**GIVEN REQUEST**
Read the material below. Count the lines containing "ylabel" and give that count alone.

[Dataset rows about figures]
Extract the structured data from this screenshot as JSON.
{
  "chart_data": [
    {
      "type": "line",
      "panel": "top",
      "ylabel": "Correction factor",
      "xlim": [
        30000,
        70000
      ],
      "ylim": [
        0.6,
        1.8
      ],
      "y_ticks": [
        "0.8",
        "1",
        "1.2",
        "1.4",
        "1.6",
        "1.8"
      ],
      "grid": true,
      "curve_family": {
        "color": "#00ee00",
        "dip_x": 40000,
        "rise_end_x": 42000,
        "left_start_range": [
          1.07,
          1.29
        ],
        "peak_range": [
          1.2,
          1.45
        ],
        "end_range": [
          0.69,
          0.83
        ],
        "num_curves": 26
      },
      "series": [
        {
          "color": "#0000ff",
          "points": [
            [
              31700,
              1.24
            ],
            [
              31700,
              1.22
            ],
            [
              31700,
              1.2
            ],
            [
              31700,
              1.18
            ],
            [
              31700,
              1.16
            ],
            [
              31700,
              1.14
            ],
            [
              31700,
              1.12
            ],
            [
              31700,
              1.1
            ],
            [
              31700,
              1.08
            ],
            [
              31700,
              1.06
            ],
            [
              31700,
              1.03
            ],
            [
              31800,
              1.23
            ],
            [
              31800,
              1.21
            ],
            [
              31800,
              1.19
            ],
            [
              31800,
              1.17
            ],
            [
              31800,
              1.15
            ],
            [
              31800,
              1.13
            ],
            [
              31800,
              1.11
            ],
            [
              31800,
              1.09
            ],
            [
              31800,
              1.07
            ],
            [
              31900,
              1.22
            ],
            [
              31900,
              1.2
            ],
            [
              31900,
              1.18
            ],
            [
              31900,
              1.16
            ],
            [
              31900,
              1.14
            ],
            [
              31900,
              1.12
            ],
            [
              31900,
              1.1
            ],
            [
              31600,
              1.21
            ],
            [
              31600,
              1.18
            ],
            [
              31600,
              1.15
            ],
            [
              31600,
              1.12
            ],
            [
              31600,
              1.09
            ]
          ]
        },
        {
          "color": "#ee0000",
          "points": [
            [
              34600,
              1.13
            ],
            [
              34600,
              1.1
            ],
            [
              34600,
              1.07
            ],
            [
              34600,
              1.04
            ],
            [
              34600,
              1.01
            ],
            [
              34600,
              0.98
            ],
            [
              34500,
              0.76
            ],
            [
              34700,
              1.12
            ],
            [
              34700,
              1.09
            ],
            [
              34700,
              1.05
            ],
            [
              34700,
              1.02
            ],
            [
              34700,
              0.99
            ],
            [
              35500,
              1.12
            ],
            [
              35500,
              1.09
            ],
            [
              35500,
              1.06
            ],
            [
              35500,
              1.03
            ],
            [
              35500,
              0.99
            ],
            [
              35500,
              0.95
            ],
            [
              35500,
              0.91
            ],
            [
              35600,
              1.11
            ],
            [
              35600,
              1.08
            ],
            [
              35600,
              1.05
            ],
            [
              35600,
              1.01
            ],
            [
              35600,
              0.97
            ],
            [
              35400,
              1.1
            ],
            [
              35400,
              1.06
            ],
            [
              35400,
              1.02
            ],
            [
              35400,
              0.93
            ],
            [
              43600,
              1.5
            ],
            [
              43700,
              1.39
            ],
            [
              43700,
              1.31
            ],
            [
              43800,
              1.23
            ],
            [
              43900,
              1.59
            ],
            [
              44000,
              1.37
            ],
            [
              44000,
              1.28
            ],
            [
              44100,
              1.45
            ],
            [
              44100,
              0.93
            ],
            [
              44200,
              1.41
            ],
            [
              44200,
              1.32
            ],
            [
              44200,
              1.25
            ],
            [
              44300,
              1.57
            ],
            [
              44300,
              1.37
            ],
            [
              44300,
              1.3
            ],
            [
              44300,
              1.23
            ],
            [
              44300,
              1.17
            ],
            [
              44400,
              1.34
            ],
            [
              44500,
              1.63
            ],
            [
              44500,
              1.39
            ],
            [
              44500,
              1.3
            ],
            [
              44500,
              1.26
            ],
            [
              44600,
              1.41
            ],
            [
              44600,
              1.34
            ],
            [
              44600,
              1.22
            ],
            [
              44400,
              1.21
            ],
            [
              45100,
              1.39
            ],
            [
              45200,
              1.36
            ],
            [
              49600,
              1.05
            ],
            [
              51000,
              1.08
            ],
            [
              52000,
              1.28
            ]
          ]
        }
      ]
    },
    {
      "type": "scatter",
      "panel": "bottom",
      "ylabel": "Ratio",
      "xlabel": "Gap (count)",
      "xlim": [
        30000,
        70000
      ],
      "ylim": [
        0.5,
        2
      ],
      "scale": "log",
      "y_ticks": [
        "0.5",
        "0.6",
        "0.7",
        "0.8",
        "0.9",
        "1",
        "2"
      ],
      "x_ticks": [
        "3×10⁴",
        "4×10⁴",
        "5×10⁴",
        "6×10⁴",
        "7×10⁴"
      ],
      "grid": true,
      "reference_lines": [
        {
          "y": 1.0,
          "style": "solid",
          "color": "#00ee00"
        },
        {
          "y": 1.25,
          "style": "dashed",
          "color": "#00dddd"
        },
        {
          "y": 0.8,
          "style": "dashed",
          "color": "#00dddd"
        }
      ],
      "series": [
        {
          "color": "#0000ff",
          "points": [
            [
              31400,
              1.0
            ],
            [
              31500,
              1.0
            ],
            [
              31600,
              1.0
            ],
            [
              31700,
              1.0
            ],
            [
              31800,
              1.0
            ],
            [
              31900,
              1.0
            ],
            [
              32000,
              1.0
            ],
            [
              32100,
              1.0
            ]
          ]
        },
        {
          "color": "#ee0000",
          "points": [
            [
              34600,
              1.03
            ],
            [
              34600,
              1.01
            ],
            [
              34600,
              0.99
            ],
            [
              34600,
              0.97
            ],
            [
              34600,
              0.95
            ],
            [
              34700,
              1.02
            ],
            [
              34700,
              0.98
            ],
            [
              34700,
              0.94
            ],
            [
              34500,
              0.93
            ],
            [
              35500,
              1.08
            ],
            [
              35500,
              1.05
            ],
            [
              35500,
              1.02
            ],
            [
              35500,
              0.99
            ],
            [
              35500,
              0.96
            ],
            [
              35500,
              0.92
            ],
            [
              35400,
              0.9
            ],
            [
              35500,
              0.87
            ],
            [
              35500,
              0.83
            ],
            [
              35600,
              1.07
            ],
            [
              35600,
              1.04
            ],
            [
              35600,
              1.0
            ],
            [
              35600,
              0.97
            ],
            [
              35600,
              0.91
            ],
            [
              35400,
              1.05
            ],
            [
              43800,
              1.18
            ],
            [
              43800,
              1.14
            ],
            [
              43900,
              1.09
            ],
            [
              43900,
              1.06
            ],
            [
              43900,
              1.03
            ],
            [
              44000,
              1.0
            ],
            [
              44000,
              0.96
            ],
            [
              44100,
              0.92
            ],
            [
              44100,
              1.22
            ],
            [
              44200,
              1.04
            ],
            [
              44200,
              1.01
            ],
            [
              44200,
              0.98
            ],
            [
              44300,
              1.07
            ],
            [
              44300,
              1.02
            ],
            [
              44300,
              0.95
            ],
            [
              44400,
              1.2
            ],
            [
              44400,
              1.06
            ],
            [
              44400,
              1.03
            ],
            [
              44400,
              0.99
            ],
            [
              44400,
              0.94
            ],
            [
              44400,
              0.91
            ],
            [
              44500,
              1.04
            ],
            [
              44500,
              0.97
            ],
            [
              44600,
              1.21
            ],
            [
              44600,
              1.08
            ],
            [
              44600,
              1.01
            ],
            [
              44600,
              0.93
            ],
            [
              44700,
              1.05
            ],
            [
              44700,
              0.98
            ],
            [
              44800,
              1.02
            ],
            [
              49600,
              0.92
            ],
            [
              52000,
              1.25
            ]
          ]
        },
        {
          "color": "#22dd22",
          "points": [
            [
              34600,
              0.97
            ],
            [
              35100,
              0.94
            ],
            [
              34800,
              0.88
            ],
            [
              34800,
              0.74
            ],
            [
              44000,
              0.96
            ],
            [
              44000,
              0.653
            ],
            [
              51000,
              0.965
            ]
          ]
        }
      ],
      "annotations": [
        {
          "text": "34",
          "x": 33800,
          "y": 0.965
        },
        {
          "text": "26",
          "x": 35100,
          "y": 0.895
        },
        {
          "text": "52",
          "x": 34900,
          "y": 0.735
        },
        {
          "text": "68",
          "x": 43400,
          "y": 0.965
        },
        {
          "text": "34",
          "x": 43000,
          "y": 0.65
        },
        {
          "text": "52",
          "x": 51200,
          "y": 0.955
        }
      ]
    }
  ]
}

**WRITTEN RESPONSE**
2